Collection entries
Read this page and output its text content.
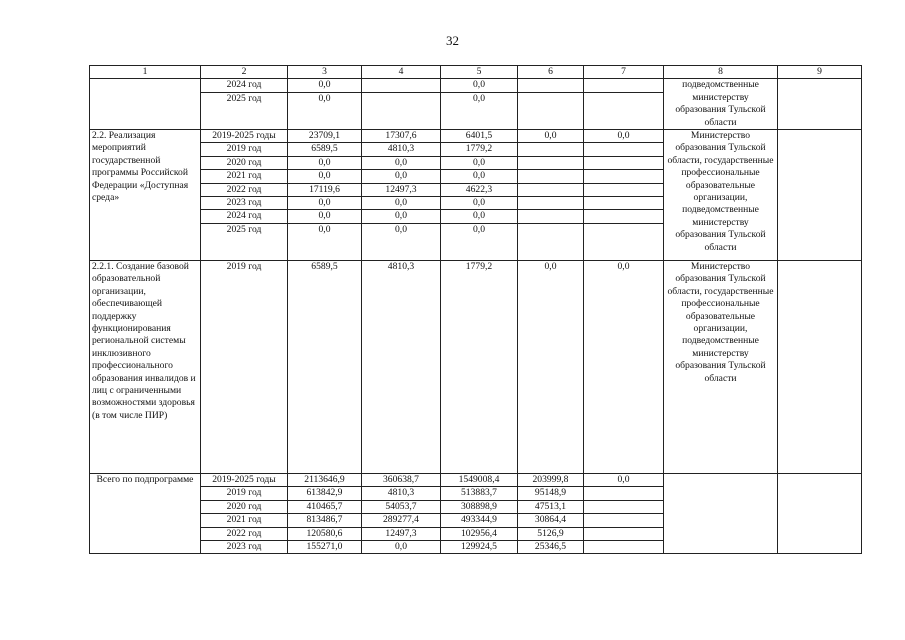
32
1	2	3	4	5	6	7	8	9
	2024 год	0,0		0,0			подведомственные министерству образования Тульской области	
	2025 год	0,0		0,0				
2.2. Реализация мероприятий государственной программы Российской Федерации «Доступная среда»	2019-2025 годы	23709,1	17307,6	6401,5	0,0	0,0	Министерство образования Тульской области, государственные профессиональные образовательные организации, подведомственные министерству образования Тульской области	
	2019 год	6589,5	4810,3	1779,2				
	2020 год	0,0	0,0	0,0				
	2021 год	0,0	0,0	0,0				
	2022 год	17119,6	12497,3	4622,3				
	2023 год	0,0	0,0	0,0				
	2024 год	0,0	0,0	0,0				
	2025 год	0,0	0,0	0,0				
2.2.1. Создание базовой образовательной организации, обеспечивающей поддержку функционирования региональной системы инклюзивного профессионального образования инвалидов и лиц с ограниченными возможностями здоровья (в том числе ПИР)	2019 год	6589,5	4810,3	1779,2	0,0	0,0	Министерство образования Тульской области, государственные профессиональные образовательные организации, подведомственные министерству образования Тульской области	
Всего по подпрограмме	2019-2025 годы	2113646,9	360638,7	1549008,4	203999,8	0,0		
	2019 год	613842,9	4810,3	513883,7	95148,9			
	2020 год	410465,7	54053,7	308898,9	47513,1			
	2021 год	813486,7	289277,4	493344,9	30864,4			
	2022 год	120580,6	12497,3	102956,4	5126,9			
	2023 год	155271,0	0,0	129924,5	25346,5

Work required: Show the lines of the data that hold the word "годы".

Result:
2.2. Реализация мероприятий государственной программы Российской Федерации «Доступная среда»	2019-2025 годы	23709,1	17307,6	6401,5	0,0	0,0	Министерство образования Тульской области, государственные профессиональные образовательные организации, подведомственные министерству образования Тульской области	
Всего по подпрограмме	2019-2025 годы	2113646,9	360638,7	1549008,4	203999,8	0,0		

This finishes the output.